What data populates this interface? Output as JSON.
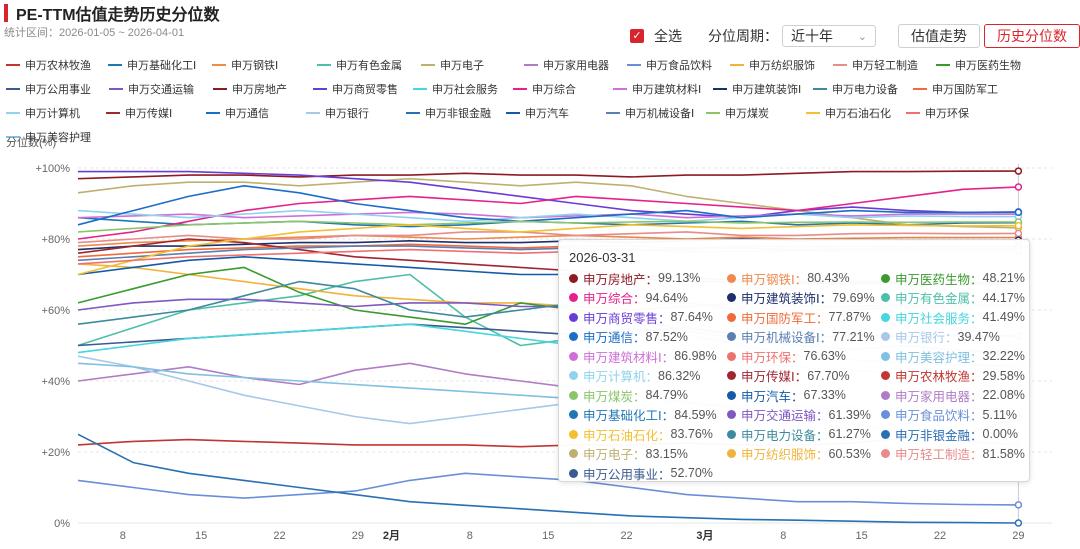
{
  "title": "PE-TTM估值走势历史分位数",
  "range_text": "统计区间：2026-01-05 ~ 2026-04-01",
  "controls": {
    "select_all_label": "全选",
    "period_label": "分位周期：",
    "period_value": "近十年",
    "tab_valuation": "估值走势",
    "tab_percentile": "历史分位数"
  },
  "tooltip_date": "2026-03-31",
  "chart_data": {
    "type": "line",
    "title": "PE-TTM估值走势历史分位数",
    "ylabel": "分位数(%)",
    "ylim": [
      0,
      100
    ],
    "yticks": [
      "0%",
      "+20%",
      "+40%",
      "+60%",
      "+80%",
      "+100%"
    ],
    "xlabels": [
      {
        "label": "8",
        "day": 4
      },
      {
        "label": "15",
        "day": 11
      },
      {
        "label": "22",
        "day": 18
      },
      {
        "label": "29",
        "day": 25
      },
      {
        "label": "2月",
        "day": 28,
        "bold": true
      },
      {
        "label": "8",
        "day": 35
      },
      {
        "label": "15",
        "day": 42
      },
      {
        "label": "22",
        "day": 49
      },
      {
        "label": "3月",
        "day": 56,
        "bold": true
      },
      {
        "label": "8",
        "day": 63
      },
      {
        "label": "15",
        "day": 70
      },
      {
        "label": "22",
        "day": 77
      },
      {
        "label": "29",
        "day": 84
      }
    ],
    "x_start": "2026-01-05",
    "x_end": "2026-04-01",
    "grid": true,
    "series": [
      {
        "name": "申万农林牧渔",
        "color": "#c23531",
        "values": [
          22,
          23,
          23.5,
          23,
          22.5,
          22,
          22,
          22,
          21.5,
          22,
          22,
          22.5,
          22,
          22,
          22.5,
          24,
          25,
          29.58
        ]
      },
      {
        "name": "申万基础化工Ⅰ",
        "color": "#1f77b4",
        "values": [
          86,
          85,
          84,
          84.5,
          85,
          84,
          83.5,
          84,
          85,
          84.5,
          84,
          84.5,
          85,
          84,
          84.5,
          84,
          84.5,
          84.59
        ]
      },
      {
        "name": "申万钢铁Ⅰ",
        "color": "#ee8a4b",
        "values": [
          78,
          79,
          79.5,
          80,
          80.5,
          81,
          80.5,
          80,
          80.5,
          81,
          80.5,
          80,
          80.5,
          80,
          80.2,
          80.4,
          80.4,
          80.43
        ]
      },
      {
        "name": "申万有色金属",
        "color": "#4dbfa8",
        "values": [
          50,
          55,
          60,
          62,
          64,
          68,
          70,
          58,
          50,
          52,
          55,
          53,
          50,
          47,
          46,
          45,
          44.5,
          44.17
        ]
      },
      {
        "name": "申万电子",
        "color": "#c0b070",
        "values": [
          93,
          95,
          96,
          96,
          95,
          96,
          97,
          96,
          95,
          96,
          95,
          92,
          90,
          88,
          86,
          84,
          83.5,
          83.15
        ]
      },
      {
        "name": "申万家用电器",
        "color": "#b07cc6",
        "values": [
          40,
          42,
          44,
          41,
          39,
          43,
          45,
          42,
          40,
          38,
          36,
          34,
          32,
          30,
          28,
          25,
          23,
          22.08
        ]
      },
      {
        "name": "申万食品饮料",
        "color": "#6a8fd8",
        "values": [
          12,
          10,
          8,
          7,
          8,
          9,
          12,
          14,
          13,
          12,
          10,
          8,
          7,
          6,
          6,
          5.5,
          5.2,
          5.11
        ]
      },
      {
        "name": "申万纺织服饰",
        "color": "#f0b43c",
        "values": [
          73,
          72,
          70,
          68,
          66,
          64,
          63,
          62,
          62,
          61,
          61,
          62,
          61,
          60,
          60.5,
          60.8,
          60.5,
          60.53
        ]
      },
      {
        "name": "申万轻工制造",
        "color": "#e78b8b",
        "values": [
          79,
          80,
          81,
          80,
          80,
          81,
          81,
          82,
          82,
          81,
          81.5,
          82,
          81,
          81,
          81.5,
          81.6,
          81.5,
          81.58
        ]
      },
      {
        "name": "申万医药生物",
        "color": "#3a9a2e",
        "values": [
          62,
          66,
          70,
          72,
          65,
          60,
          58,
          56,
          62,
          60,
          58,
          54,
          52,
          50,
          49,
          50,
          48.5,
          48.21
        ]
      },
      {
        "name": "申万公用事业",
        "color": "#3b5a8f",
        "values": [
          50,
          51,
          52,
          53,
          54,
          55,
          56,
          55,
          54,
          53,
          54,
          55,
          53,
          52,
          53,
          52.5,
          52.8,
          52.7
        ]
      },
      {
        "name": "申万交通运输",
        "color": "#7e57c2",
        "values": [
          60,
          62,
          63,
          63,
          62,
          61,
          62,
          62,
          61,
          61,
          60,
          61,
          62,
          61,
          61,
          61.5,
          61.3,
          61.39
        ]
      },
      {
        "name": "申万房地产",
        "color": "#8e1a24",
        "values": [
          97,
          97.5,
          98,
          98,
          97.5,
          98,
          98,
          98.5,
          98,
          98,
          97.5,
          98,
          98,
          98.5,
          99,
          99,
          99.1,
          99.13
        ]
      },
      {
        "name": "申万商贸零售",
        "color": "#6a3cd6",
        "values": [
          99,
          99,
          99,
          98.5,
          98,
          97,
          96,
          94,
          92,
          90,
          88,
          87,
          86,
          88,
          89,
          88,
          87.5,
          87.64
        ]
      },
      {
        "name": "申万社会服务",
        "color": "#45d6de",
        "values": [
          48,
          50,
          52,
          53,
          54,
          55,
          56,
          54,
          52,
          50,
          48,
          46,
          45,
          44,
          43,
          42,
          41.5,
          41.49
        ]
      },
      {
        "name": "申万综合",
        "color": "#e6218c",
        "values": [
          80,
          82,
          85,
          88,
          90,
          91,
          92,
          91,
          90,
          92,
          91,
          90,
          89,
          88,
          90,
          92,
          94,
          94.64
        ]
      },
      {
        "name": "申万建筑材料Ⅰ",
        "color": "#cf6fd8",
        "values": [
          86,
          86.5,
          87,
          86,
          86.5,
          87,
          87.5,
          87,
          86,
          86.5,
          87,
          86,
          86.5,
          87,
          86.5,
          87,
          87,
          86.98
        ]
      },
      {
        "name": "申万建筑装饰Ⅰ",
        "color": "#1e2f6b",
        "values": [
          77,
          78,
          78,
          78.5,
          79,
          79,
          79.5,
          79,
          79,
          79.5,
          79,
          79.5,
          80,
          79.5,
          79.8,
          79.6,
          79.7,
          79.69
        ]
      },
      {
        "name": "申万电力设备",
        "color": "#3d8a9e",
        "values": [
          56,
          58,
          60,
          64,
          68,
          66,
          60,
          58,
          60,
          62,
          64,
          62,
          60,
          58,
          60,
          61,
          61.2,
          61.27
        ]
      },
      {
        "name": "申万国防军工",
        "color": "#f06b3a",
        "values": [
          75,
          76,
          77,
          77.5,
          78,
          78,
          78.5,
          78,
          77.5,
          78,
          78,
          77.5,
          78,
          77.8,
          77.9,
          77.8,
          77.9,
          77.87
        ]
      },
      {
        "name": "申万计算机",
        "color": "#8fd3ee",
        "values": [
          88,
          87,
          86,
          87,
          88,
          87,
          86,
          85,
          86,
          87,
          86,
          85,
          86,
          87,
          86,
          86.5,
          86.3,
          86.32
        ]
      },
      {
        "name": "申万传媒Ⅰ",
        "color": "#a02630",
        "values": [
          76,
          78,
          80,
          79,
          77,
          75,
          74,
          73,
          72,
          71,
          70,
          69,
          68.5,
          68,
          68,
          67.8,
          67.7,
          67.7
        ]
      },
      {
        "name": "申万通信",
        "color": "#1a6dc8",
        "values": [
          84,
          88,
          92,
          95,
          93,
          90,
          88,
          86,
          85,
          86,
          87,
          88,
          86,
          87,
          88,
          87.5,
          87.5,
          87.52
        ]
      },
      {
        "name": "申万银行",
        "color": "#a8c8e8",
        "values": [
          47,
          44,
          40,
          36,
          33,
          30,
          28,
          30,
          32,
          34,
          36,
          37,
          38,
          39,
          39.5,
          39.4,
          39.5,
          39.47
        ]
      },
      {
        "name": "申万非银金融",
        "color": "#2a6fb5",
        "values": [
          25,
          17,
          14,
          12,
          10,
          8,
          6,
          5,
          4,
          3,
          2,
          1.5,
          1,
          0.8,
          0.5,
          0.2,
          0.1,
          0
        ]
      },
      {
        "name": "申万汽车",
        "color": "#135aa8",
        "values": [
          70,
          72,
          74,
          75,
          74,
          73,
          72,
          71,
          70,
          70,
          69,
          68,
          68,
          67.5,
          67.4,
          67.3,
          67.3,
          67.33
        ]
      },
      {
        "name": "申万机械设备Ⅰ",
        "color": "#5a7fb0",
        "values": [
          74,
          75,
          76,
          77,
          77.5,
          78,
          78,
          77.5,
          77,
          77.5,
          77,
          77.2,
          77.5,
          77,
          77.2,
          77.3,
          77.2,
          77.21
        ]
      },
      {
        "name": "申万煤炭",
        "color": "#8cc46a",
        "values": [
          82,
          83,
          84,
          84.5,
          85,
          84.5,
          84,
          84.5,
          85,
          84.5,
          84.8,
          85,
          84.5,
          84.7,
          84.8,
          84.7,
          84.8,
          84.79
        ]
      },
      {
        "name": "申万石油石化",
        "color": "#f2c030",
        "values": [
          70,
          74,
          78,
          80,
          82,
          83,
          84,
          83,
          82,
          83,
          84,
          83.5,
          83,
          83.5,
          84,
          83.8,
          83.7,
          83.76
        ]
      },
      {
        "name": "申万环保",
        "color": "#f07070",
        "values": [
          73,
          74,
          75,
          75.5,
          76,
          76.5,
          77,
          76.5,
          76,
          76.5,
          77,
          76.5,
          76.5,
          76.8,
          76.6,
          76.6,
          76.6,
          76.63
        ]
      },
      {
        "name": "申万美容护理",
        "color": "#80c0e0",
        "values": [
          45,
          44,
          42,
          41,
          40,
          39,
          38,
          37,
          36,
          35,
          34,
          34,
          33,
          33,
          32.5,
          32.4,
          32.3,
          32.22
        ]
      }
    ]
  },
  "tooltip_rows": [
    {
      "name": "申万房地产",
      "value": "99.13%",
      "color": "#8e1a24"
    },
    {
      "name": "申万钢铁Ⅰ",
      "value": "80.43%",
      "color": "#ee8a4b"
    },
    {
      "name": "申万医药生物",
      "value": "48.21%",
      "color": "#3a9a2e"
    },
    {
      "name": "申万综合",
      "value": "94.64%",
      "color": "#e6218c"
    },
    {
      "name": "申万建筑装饰Ⅰ",
      "value": "79.69%",
      "color": "#1e2f6b"
    },
    {
      "name": "申万有色金属",
      "value": "44.17%",
      "color": "#4dbfa8"
    },
    {
      "name": "申万商贸零售",
      "value": "87.64%",
      "color": "#6a3cd6"
    },
    {
      "name": "申万国防军工",
      "value": "77.87%",
      "color": "#f06b3a"
    },
    {
      "name": "申万社会服务",
      "value": "41.49%",
      "color": "#45d6de"
    },
    {
      "name": "申万通信",
      "value": "87.52%",
      "color": "#1a6dc8"
    },
    {
      "name": "申万机械设备Ⅰ",
      "value": "77.21%",
      "color": "#5a7fb0"
    },
    {
      "name": "申万银行",
      "value": "39.47%",
      "color": "#a8c8e8"
    },
    {
      "name": "申万建筑材料Ⅰ",
      "value": "86.98%",
      "color": "#cf6fd8"
    },
    {
      "name": "申万环保",
      "value": "76.63%",
      "color": "#f07070"
    },
    {
      "name": "申万美容护理",
      "value": "32.22%",
      "color": "#80c0e0"
    },
    {
      "name": "申万计算机",
      "value": "86.32%",
      "color": "#8fd3ee"
    },
    {
      "name": "申万传媒Ⅰ",
      "value": "67.70%",
      "color": "#a02630"
    },
    {
      "name": "申万农林牧渔",
      "value": "29.58%",
      "color": "#c23531"
    },
    {
      "name": "申万煤炭",
      "value": "84.79%",
      "color": "#8cc46a"
    },
    {
      "name": "申万汽车",
      "value": "67.33%",
      "color": "#135aa8"
    },
    {
      "name": "申万家用电器",
      "value": "22.08%",
      "color": "#b07cc6"
    },
    {
      "name": "申万基础化工Ⅰ",
      "value": "84.59%",
      "color": "#1f77b4"
    },
    {
      "name": "申万交通运输",
      "value": "61.39%",
      "color": "#7e57c2"
    },
    {
      "name": "申万食品饮料",
      "value": "5.11%",
      "color": "#6a8fd8"
    },
    {
      "name": "申万石油石化",
      "value": "83.76%",
      "color": "#f2c030"
    },
    {
      "name": "申万电力设备",
      "value": "61.27%",
      "color": "#3d8a9e"
    },
    {
      "name": "申万非银金融",
      "value": "0.00%",
      "color": "#2a6fb5"
    },
    {
      "name": "申万电子",
      "value": "83.15%",
      "color": "#c0b070"
    },
    {
      "name": "申万纺织服饰",
      "value": "60.53%",
      "color": "#f0b43c"
    },
    {
      "name": "申万轻工制造",
      "value": "81.58%",
      "color": "#e78b8b"
    },
    {
      "name": "申万公用事业",
      "value": "52.70%",
      "color": "#3b5a8f"
    }
  ]
}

- **What to do**
Tally up the lines with the word "title" in them, and answer with that number by itself.

- **Final result**
2